Saved entries
↓↓↓

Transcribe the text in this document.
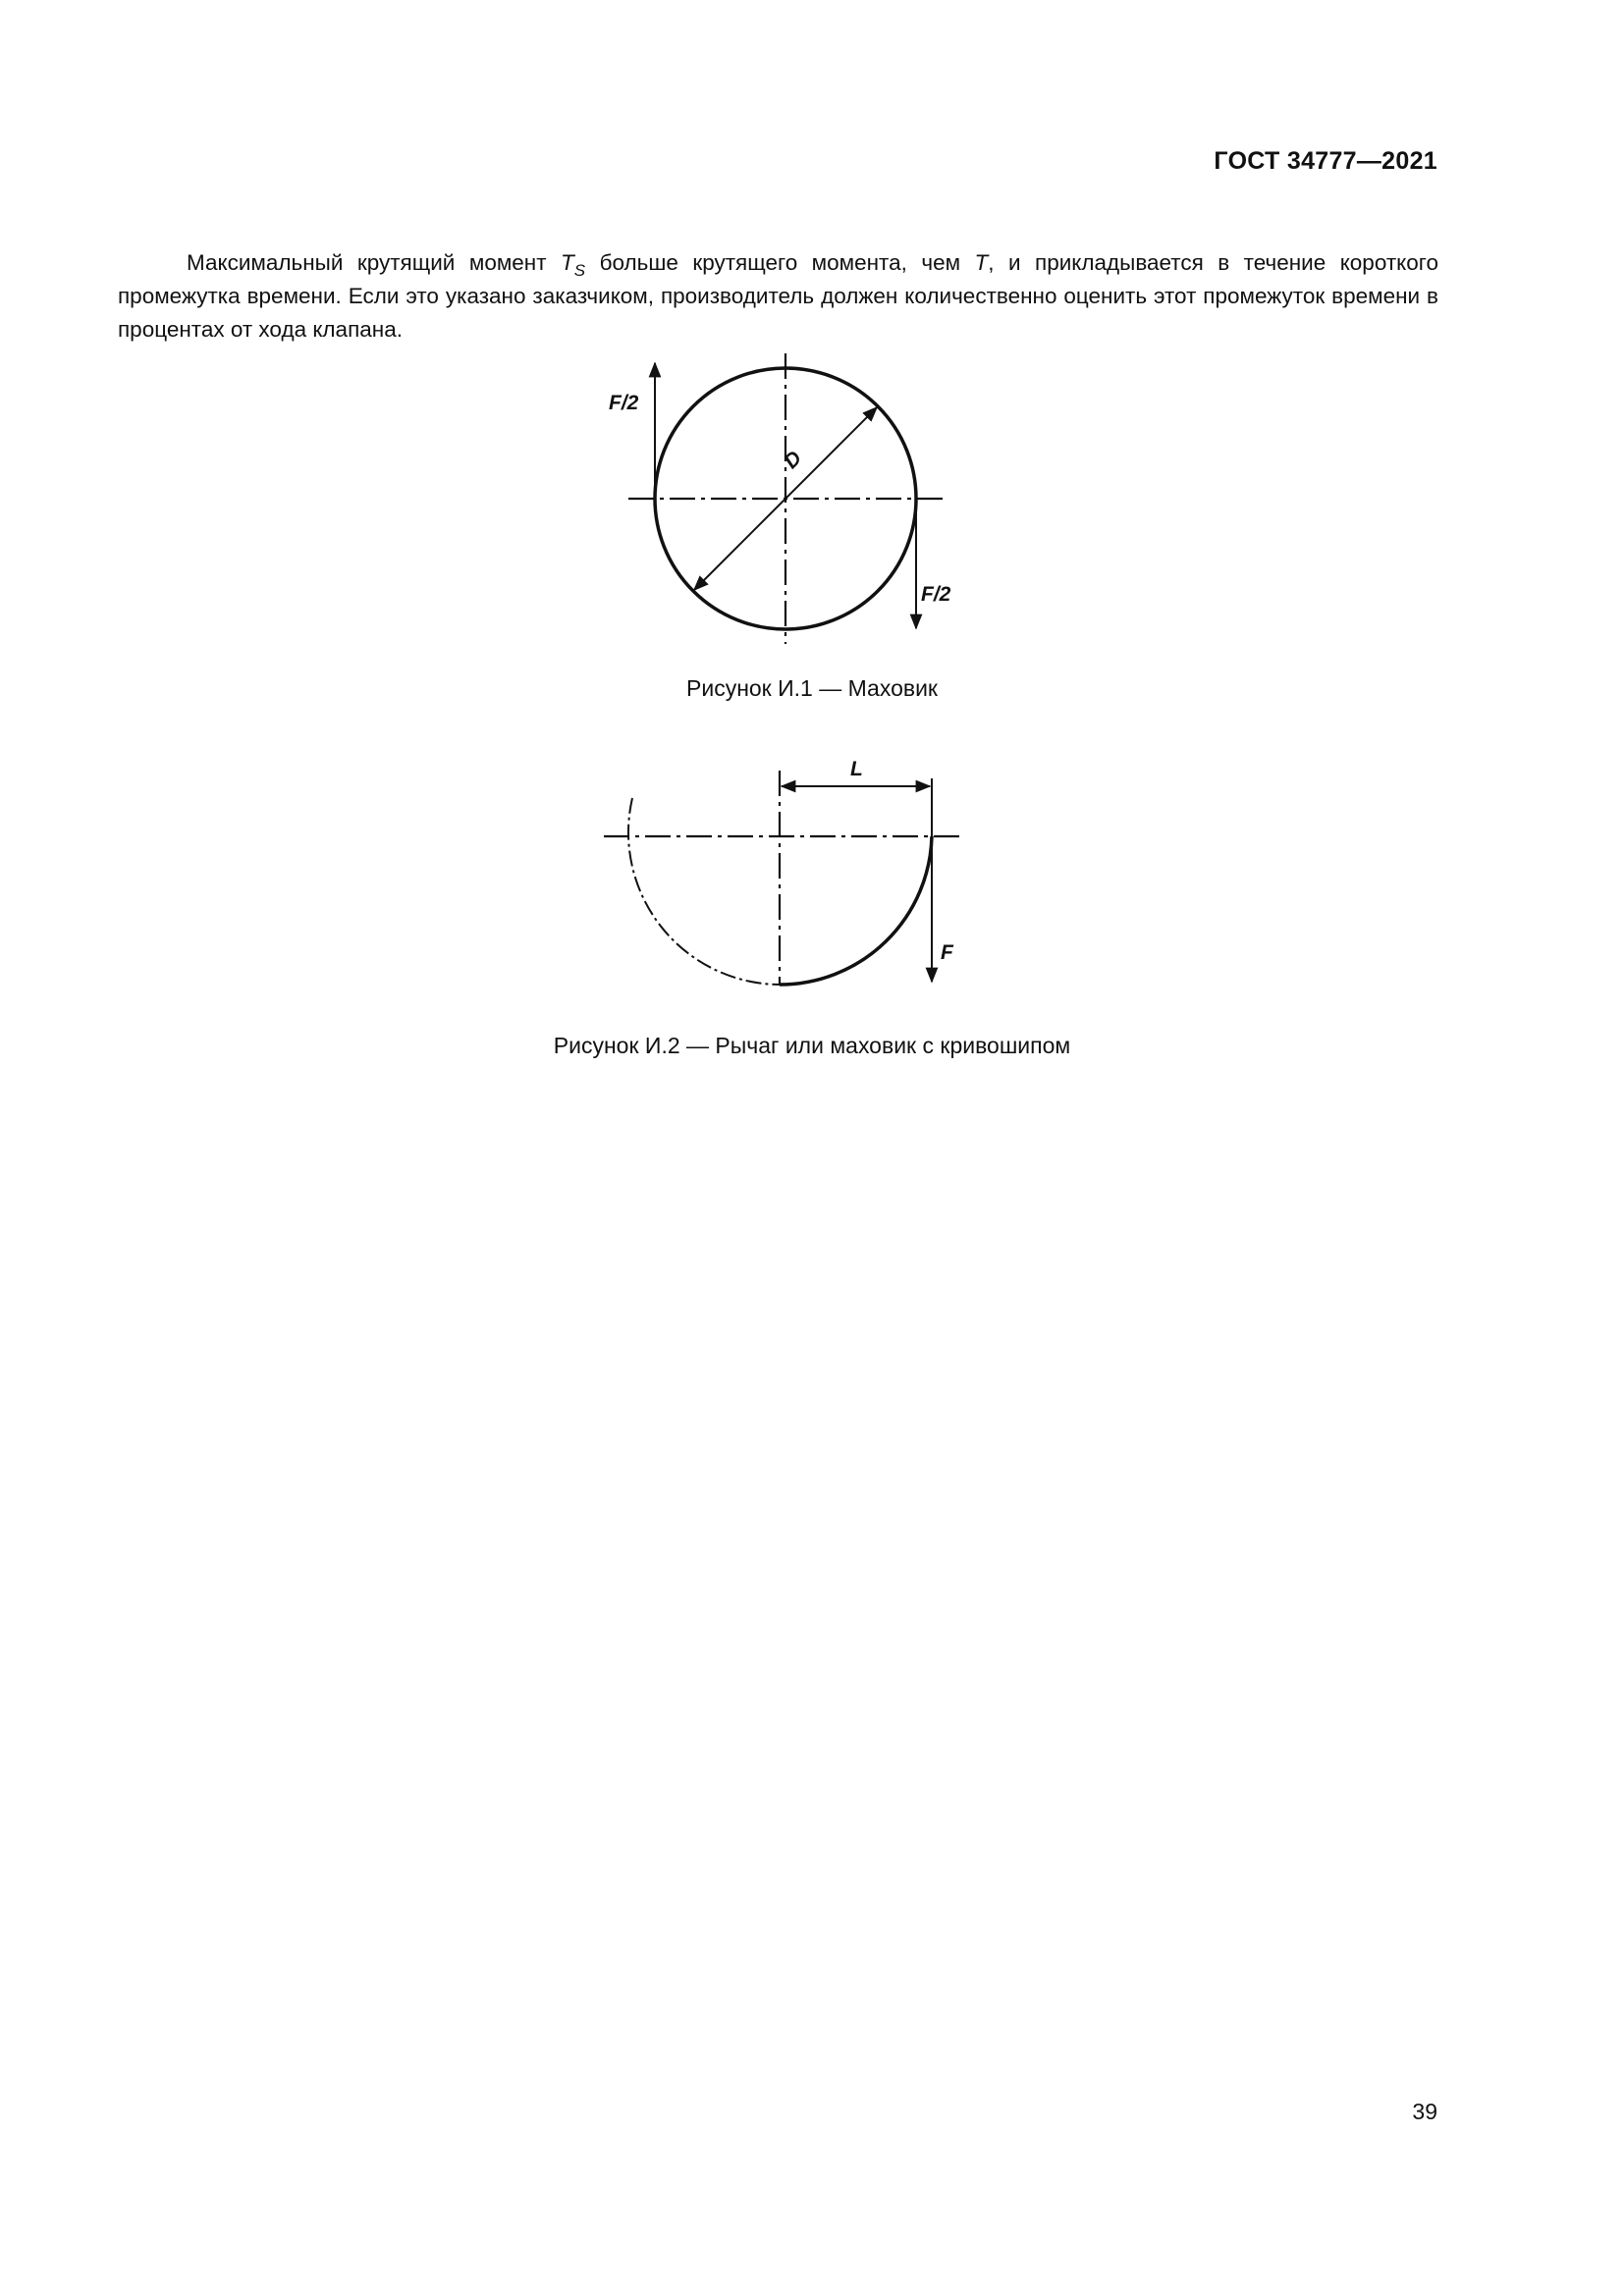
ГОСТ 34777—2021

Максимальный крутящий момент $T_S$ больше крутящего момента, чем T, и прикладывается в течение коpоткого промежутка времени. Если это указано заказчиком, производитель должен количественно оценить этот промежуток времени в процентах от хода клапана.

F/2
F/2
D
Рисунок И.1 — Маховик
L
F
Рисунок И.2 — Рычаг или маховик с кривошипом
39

↑↑↑

Each record must be quoted in full and exactly. Do not include the pictures.

## [Full response]
Transcribe the text in this document.
ГОСТ 34777—2021

Максимальный крутящий момент $T_S$ больше крутящего момента, чем T, и прикладывается в течение коpоткого промежутка времени. Если это указано заказчиком, производитель должен количественно оценить этот промежуток времени в процентах от хода клапана.

F/2
F/2
D
Рисунок И.1 — Маховик
L
F
Рисунок И.2 — Рычаг или маховик с кривошипом
39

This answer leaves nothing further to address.